Extract to read Start Marker

Majid Saeedi Receives the 2014 FotoEvidence Book Award

For Life in War Depicting Daily Life in Afghanistan

 

Feb 20, 2014

 

Svetlana Bachevanova, publisher of FotoEvidence, announced today that Iranian photojournalist Majid Saeedi has received the 2014 FotoEvidence Book Award.  The annual award recognizes a photographer whose work demonstrates courage and commitment in the pursuit of social justice.

Finalists Include:

  • Valerio Bispuri: Encerrados
  • Tanya Habjouqa: Occupied Pleasures
  • Fernando Morales:  Breaking the Circle
  • Joao Pina: Shadow of the Condor.

 

Work of the winner and finalists can be viewed at FotoEvidence.com:

2014 FotoEvidence Book Award

FotoEvidence will publish Afghanistan: Life in War and mount a show of the work, and that of the four finalists, at the Bronx Documentary Center in New York City on October 16th, when the book will be launched.

The 2014 FotoEvidence Book Award brought more than 50 projects from Africa, Asia, Europe and the Americas documenting assaults on human dignity from around the world.  The selected projects reveal deplorable conditions in prisons in Latin America, the struggle to break the cycle of incarceration in Africa, the search for normalcy under occupation in the West Bank, an unusual documentation of  a transnational dirty war waged 20 years ago and, finally, the depiction of daily life after four decades of war in Afghanistan.

Reflecting on this year's submissions, Ms. Bachevanova said, " Majid's work contrasts with a lot of what we usually see from Afghanistan because he didn't photograph war. He lived with the people he photographed as one of them.  All the work selected shows dedicated documentary photographers working with imagination and courage to shine a light on suffering and injustice.  The selected projects are both beautiful and provocative. We look forward to exhibiting the work in New York this fall when we release the book."

Life in War by Majid Saeedi provides an intimate, ironic and luminous portrait of Afghan life in the midst of war. Life happens, war or not. People live while the fighting goes on. Insecurity is the norm.  Saeedi lived with his subjects. He did not embed.  He was not an outsider, invader, occupier or infidel.  He did not photograph war. Saeedi's camera captures unguarded moments as people faced with the insecurity of conflict live their daily lives.

Saeedi works in black and white with a style that evokes the best of the tradition of documentary and candid photography.  There are even among his images some that allude to the works of photographers he admires, like Capa and Cartier Bresson.  Saeedi brings a tender and insightful lens to  a subject either sensationalized or ignored in most of the images reaching the West from Afghanistan.

Extract to read End Marker
Data provided Start Marker

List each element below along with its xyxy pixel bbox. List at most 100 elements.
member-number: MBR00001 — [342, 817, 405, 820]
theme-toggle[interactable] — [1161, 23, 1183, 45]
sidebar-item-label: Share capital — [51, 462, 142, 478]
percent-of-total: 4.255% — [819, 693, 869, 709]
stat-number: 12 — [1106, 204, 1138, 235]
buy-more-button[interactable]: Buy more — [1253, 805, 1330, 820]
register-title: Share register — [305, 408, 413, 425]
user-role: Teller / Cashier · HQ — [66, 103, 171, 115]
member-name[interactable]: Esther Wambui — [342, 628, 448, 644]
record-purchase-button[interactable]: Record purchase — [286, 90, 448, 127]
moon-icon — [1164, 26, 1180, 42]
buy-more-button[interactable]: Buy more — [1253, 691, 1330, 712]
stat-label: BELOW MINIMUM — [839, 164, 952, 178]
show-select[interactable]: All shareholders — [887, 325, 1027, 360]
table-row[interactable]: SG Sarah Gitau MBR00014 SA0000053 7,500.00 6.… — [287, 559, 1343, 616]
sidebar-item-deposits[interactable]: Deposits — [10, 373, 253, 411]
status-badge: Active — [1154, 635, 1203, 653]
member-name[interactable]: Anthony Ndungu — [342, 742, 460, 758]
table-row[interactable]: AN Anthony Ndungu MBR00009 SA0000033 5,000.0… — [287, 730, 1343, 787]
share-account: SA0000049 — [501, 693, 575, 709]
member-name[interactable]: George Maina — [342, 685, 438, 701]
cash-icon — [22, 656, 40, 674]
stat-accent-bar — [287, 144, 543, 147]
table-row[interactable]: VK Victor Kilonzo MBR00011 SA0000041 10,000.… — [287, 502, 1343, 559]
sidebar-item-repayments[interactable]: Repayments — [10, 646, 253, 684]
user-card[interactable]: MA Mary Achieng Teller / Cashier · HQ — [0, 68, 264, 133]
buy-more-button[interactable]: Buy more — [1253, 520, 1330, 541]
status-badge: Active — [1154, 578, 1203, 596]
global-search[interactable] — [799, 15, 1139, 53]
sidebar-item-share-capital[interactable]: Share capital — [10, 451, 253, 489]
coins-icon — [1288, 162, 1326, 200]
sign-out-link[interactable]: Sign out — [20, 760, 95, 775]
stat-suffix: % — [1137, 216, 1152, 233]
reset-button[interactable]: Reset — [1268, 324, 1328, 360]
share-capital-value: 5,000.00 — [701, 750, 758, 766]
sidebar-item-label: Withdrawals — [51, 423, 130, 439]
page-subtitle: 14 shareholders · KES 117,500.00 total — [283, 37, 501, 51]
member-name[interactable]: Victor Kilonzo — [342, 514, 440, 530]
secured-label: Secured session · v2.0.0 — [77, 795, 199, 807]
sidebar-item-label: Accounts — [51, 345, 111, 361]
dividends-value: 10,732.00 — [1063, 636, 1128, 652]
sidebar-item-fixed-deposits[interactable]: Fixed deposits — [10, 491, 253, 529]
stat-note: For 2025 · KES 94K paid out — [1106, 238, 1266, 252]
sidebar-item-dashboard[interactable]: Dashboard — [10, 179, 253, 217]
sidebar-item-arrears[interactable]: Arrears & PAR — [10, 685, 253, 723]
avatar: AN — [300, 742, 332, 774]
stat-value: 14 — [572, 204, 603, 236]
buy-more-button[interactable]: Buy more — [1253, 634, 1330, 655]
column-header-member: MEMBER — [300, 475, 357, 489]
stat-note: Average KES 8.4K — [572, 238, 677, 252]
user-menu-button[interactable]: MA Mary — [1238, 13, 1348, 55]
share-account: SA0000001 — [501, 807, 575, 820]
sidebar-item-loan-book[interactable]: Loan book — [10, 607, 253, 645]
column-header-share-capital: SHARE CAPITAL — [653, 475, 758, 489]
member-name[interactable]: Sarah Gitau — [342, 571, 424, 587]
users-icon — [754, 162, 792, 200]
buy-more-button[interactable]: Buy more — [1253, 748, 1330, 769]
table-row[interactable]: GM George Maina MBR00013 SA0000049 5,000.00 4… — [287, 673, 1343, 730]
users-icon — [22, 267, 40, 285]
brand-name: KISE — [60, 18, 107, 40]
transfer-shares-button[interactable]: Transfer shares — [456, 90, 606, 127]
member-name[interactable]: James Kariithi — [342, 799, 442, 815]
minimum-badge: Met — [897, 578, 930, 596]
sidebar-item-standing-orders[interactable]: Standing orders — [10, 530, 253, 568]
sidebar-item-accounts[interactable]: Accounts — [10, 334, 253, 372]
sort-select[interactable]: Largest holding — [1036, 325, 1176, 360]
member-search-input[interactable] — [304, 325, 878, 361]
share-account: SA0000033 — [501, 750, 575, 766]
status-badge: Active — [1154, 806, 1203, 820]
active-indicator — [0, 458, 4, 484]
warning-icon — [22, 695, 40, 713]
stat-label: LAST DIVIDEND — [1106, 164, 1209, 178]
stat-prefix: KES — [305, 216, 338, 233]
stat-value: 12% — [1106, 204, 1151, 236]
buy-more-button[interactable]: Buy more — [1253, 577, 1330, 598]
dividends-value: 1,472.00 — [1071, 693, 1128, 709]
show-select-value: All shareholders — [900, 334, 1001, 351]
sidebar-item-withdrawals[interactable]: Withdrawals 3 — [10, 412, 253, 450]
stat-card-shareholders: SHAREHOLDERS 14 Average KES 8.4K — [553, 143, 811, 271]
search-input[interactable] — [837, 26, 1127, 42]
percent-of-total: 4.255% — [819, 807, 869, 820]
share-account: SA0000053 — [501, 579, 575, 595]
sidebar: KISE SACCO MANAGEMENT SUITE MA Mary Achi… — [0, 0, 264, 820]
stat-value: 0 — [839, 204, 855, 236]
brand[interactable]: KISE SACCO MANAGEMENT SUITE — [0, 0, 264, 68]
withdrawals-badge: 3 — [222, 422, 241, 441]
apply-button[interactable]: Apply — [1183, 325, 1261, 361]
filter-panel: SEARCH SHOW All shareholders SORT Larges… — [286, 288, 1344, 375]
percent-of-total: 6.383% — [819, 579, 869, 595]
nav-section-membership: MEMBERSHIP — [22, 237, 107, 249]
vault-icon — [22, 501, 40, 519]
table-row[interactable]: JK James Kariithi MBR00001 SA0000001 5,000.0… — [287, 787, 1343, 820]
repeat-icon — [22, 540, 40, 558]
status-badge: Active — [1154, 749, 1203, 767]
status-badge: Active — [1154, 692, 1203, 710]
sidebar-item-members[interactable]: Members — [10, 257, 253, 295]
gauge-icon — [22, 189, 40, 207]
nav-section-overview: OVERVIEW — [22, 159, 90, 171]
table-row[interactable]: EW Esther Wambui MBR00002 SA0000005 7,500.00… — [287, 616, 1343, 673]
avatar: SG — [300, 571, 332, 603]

Data provided End Marker

Problems to solve:
**a)** Retype everything in the award announcement from "Svetlana Bachevanova, publisher" down to "of the Condor.".
**b)** Answer these questions from the award announcement:
(i) Where will the show of the winning and finalist work be mounted?
(ii) How many projects did the 2014 FotoEvidence Book Award bring in?
(iii) Does Saeedi work in color or in black and white?
**c)** Translate this sentence from the award announcement into Spanish: "Saeedi works in black and white with a style that evokes the best of the tradition of documentary and candid photography."

Responses:
**a)**
Svetlana Bachevanova, publisher of FotoEvidence, announced today that Iranian photojournalist Majid Saeedi has received the 2014 FotoEvidence Book Award.  The annual award recognizes a photographer whose work demonstrates courage and commitment in the pursuit of social justice.

Finalists Include:

  • Valerio Bispuri: Encerrados
  • Tanya Habjouqa: Occupied Pleasures
  • Fernando Morales:  Breaking the Circle
  • Joao Pina: Shadow of the Condor.

**b)**
(i) At the Bronx Documentary Center in New York City.
(ii) More than 50 projects.
(iii) In black and white.

**c)** Saeedi trabaja en blanco y negro con un estilo que evoca lo mejor de la tradición de la fotografía documental y espontánea.